* START *
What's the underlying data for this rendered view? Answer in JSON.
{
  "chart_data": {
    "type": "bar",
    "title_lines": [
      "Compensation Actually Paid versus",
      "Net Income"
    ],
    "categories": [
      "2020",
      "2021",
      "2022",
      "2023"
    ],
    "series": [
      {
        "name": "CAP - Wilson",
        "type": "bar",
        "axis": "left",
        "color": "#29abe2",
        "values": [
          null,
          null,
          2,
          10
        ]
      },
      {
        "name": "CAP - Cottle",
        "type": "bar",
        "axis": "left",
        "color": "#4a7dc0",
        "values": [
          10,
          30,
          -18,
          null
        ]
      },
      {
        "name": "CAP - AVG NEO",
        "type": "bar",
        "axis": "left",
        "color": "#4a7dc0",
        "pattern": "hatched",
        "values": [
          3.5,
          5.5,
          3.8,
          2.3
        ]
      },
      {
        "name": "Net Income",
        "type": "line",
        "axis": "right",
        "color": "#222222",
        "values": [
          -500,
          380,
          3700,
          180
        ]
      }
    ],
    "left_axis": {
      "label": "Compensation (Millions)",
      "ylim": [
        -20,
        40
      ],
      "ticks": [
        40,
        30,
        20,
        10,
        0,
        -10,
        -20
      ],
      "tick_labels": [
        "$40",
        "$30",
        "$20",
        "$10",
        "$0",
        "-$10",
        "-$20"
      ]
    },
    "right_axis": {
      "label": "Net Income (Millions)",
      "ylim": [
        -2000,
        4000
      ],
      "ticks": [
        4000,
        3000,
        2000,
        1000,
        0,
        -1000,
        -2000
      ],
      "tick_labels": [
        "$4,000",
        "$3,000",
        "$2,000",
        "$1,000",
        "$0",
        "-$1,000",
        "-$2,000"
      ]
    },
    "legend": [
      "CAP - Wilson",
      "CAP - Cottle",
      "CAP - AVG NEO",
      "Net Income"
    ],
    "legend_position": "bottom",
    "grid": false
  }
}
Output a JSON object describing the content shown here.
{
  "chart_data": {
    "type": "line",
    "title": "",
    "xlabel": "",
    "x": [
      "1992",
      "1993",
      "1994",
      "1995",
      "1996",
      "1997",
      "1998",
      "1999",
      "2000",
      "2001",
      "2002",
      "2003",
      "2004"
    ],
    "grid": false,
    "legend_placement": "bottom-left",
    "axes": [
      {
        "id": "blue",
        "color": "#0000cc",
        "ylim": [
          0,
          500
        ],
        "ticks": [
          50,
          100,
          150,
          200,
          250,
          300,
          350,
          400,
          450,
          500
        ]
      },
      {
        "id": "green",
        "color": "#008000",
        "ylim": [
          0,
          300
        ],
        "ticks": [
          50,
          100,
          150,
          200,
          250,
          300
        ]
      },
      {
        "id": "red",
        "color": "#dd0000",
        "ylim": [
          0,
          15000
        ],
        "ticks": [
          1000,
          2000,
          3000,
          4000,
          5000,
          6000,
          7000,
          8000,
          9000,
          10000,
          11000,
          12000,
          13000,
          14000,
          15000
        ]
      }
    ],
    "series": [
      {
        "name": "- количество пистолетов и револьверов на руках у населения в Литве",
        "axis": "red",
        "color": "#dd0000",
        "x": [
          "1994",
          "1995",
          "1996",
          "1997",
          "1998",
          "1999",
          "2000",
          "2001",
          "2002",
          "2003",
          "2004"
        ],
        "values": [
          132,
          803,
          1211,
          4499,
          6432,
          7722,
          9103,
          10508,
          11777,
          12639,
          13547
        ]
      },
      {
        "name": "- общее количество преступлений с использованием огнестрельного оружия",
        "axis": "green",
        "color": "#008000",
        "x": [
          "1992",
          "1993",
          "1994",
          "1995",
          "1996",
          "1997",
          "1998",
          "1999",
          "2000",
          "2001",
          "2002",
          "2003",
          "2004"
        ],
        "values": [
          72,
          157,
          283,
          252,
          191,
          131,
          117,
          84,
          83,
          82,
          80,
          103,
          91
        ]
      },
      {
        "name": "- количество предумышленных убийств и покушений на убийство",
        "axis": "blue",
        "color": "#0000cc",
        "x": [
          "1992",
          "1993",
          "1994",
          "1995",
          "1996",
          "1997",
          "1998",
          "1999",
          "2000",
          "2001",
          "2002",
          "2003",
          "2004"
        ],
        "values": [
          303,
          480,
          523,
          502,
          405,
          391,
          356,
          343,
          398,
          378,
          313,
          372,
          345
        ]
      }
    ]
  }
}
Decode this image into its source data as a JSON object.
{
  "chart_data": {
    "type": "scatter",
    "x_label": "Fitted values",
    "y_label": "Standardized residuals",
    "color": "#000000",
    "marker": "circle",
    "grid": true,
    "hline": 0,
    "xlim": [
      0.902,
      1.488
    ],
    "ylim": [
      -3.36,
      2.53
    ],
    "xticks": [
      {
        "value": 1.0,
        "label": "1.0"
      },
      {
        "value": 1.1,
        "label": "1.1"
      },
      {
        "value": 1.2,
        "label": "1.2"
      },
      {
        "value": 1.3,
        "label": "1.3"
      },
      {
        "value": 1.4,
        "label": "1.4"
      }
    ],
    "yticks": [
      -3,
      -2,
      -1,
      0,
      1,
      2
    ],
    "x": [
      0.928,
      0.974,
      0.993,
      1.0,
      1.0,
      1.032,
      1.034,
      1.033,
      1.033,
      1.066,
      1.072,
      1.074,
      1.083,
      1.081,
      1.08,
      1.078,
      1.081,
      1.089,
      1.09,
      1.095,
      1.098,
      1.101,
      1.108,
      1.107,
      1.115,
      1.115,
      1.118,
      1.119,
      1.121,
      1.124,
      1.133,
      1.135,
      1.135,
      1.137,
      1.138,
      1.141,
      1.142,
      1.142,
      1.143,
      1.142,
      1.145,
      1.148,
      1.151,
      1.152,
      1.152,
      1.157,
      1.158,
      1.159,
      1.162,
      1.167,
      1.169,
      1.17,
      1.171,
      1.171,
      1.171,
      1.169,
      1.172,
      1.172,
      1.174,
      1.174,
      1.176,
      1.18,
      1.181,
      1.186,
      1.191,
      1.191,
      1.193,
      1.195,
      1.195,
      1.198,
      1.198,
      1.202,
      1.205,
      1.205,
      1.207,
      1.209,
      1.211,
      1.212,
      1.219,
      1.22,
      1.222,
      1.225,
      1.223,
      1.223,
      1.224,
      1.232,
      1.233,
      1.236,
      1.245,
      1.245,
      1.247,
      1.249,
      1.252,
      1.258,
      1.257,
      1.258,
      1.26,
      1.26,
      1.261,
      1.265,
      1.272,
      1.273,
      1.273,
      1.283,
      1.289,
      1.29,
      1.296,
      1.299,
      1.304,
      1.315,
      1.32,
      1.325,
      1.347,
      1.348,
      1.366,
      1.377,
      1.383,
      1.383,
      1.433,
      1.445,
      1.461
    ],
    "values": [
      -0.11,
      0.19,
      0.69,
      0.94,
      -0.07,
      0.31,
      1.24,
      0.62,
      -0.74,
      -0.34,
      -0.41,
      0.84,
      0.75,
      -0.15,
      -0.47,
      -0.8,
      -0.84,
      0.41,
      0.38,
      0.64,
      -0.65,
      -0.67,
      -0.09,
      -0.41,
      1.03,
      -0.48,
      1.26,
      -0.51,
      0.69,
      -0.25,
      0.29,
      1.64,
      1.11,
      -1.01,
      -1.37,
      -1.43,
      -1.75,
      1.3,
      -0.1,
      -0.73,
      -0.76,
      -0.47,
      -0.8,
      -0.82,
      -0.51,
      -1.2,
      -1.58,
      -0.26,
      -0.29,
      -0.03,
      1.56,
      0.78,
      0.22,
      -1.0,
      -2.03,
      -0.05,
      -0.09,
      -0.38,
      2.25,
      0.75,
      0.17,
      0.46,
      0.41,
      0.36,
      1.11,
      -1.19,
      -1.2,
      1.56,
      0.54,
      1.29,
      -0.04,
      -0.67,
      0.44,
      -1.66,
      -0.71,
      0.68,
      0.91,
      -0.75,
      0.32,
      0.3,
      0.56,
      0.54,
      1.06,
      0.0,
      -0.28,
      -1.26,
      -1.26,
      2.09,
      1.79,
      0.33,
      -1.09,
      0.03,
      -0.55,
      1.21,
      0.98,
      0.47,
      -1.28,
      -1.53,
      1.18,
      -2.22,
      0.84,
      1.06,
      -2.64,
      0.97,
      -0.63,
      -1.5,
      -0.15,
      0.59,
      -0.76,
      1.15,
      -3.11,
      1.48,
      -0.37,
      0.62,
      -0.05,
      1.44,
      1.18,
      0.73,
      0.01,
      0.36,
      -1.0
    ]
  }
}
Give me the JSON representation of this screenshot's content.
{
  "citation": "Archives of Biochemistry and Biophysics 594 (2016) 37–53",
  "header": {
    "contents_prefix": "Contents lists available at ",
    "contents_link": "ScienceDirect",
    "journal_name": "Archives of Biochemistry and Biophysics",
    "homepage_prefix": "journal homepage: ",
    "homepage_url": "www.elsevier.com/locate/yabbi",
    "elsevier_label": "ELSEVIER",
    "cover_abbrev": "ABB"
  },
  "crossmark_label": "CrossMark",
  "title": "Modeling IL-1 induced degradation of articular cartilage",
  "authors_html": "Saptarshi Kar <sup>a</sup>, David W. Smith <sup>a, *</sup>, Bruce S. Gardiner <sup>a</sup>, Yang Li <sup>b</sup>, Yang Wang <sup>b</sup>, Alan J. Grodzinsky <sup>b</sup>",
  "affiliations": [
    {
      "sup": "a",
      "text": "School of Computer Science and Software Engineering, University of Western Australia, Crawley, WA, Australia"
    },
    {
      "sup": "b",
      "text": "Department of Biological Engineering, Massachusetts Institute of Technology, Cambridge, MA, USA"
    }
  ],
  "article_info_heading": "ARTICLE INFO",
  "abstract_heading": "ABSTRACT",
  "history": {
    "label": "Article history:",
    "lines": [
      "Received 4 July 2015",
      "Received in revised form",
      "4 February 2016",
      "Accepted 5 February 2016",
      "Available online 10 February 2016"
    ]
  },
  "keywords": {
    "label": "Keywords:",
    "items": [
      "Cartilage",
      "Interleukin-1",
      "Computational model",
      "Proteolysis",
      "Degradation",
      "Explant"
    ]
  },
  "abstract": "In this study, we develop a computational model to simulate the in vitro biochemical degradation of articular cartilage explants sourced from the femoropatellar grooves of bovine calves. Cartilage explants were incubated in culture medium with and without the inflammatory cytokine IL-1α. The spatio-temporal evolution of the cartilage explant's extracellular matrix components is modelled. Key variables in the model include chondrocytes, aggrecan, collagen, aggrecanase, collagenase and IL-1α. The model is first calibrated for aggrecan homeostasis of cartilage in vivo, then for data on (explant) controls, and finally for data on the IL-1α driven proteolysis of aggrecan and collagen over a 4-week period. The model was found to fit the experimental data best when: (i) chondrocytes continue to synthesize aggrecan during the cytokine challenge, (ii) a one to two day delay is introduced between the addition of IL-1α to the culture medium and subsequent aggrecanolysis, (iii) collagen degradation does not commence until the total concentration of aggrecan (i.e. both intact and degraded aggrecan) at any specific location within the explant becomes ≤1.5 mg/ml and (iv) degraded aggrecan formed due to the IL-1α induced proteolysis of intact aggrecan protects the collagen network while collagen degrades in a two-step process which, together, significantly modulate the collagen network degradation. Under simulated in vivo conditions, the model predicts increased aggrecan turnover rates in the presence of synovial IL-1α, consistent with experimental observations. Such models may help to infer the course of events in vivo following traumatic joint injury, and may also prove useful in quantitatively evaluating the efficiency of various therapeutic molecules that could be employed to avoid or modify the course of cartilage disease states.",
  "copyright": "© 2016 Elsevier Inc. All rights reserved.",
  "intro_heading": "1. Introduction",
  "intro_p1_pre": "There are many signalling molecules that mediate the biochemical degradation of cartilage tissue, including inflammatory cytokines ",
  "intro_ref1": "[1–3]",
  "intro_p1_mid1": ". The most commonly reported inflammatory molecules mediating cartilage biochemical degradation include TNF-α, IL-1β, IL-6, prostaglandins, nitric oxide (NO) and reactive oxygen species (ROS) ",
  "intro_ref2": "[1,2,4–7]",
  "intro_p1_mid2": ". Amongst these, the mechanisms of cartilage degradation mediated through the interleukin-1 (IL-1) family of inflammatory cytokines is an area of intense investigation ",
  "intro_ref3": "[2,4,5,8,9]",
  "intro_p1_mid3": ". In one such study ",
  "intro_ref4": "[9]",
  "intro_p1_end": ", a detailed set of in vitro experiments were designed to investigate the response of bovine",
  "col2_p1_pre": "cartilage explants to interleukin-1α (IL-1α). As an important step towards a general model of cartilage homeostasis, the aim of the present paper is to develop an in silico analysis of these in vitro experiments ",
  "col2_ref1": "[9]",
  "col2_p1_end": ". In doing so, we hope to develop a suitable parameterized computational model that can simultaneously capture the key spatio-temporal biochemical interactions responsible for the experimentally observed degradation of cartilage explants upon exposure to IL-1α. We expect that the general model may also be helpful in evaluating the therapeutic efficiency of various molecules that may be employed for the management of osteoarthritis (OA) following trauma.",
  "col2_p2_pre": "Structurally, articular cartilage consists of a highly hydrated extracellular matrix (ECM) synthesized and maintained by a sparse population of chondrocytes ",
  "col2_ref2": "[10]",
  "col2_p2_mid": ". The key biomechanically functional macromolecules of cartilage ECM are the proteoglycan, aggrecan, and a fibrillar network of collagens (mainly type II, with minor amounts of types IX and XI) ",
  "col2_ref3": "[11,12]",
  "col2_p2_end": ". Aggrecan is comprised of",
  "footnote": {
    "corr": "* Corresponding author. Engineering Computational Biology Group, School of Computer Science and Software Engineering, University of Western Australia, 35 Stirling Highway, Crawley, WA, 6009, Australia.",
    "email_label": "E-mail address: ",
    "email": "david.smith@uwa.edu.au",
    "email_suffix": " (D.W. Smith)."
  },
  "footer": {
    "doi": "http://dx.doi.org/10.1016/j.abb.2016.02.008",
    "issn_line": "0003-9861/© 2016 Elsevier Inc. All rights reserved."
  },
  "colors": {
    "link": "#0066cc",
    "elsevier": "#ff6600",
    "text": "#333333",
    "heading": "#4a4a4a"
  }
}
* END *
## What needs to be done
Give a single number: the count of lines above that include the word "February".

## Completed exercise
3